WORK TO COMPLETE. Read the entries below and pull out each line with the string "author".

(Dataset rows)
## START

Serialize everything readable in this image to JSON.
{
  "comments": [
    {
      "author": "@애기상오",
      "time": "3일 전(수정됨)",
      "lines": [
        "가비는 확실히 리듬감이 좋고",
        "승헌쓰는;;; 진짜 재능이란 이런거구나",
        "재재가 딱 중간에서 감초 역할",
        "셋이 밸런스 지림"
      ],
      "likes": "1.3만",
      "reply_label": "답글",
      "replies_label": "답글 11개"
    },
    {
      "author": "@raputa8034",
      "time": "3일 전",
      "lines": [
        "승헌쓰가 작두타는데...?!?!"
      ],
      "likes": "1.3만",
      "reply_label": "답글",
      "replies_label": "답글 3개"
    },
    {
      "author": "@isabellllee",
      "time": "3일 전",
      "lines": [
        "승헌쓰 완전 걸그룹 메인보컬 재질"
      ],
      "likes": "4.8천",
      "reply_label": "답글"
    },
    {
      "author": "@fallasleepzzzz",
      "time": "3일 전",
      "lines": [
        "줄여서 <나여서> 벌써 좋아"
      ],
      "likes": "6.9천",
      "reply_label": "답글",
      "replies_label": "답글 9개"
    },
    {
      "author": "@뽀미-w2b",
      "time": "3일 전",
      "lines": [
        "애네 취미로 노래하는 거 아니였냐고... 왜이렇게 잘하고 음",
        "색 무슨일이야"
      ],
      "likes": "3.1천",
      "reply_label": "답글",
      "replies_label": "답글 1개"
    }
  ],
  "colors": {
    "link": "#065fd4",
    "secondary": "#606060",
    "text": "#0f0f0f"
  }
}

## END

TASK SOLUTION.
      "author": "@애기상오",
      "author": "@raputa8034",
      "author": "@isabellllee",
      "author": "@fallasleepzzzz",
      "author": "@뽀미-w2b",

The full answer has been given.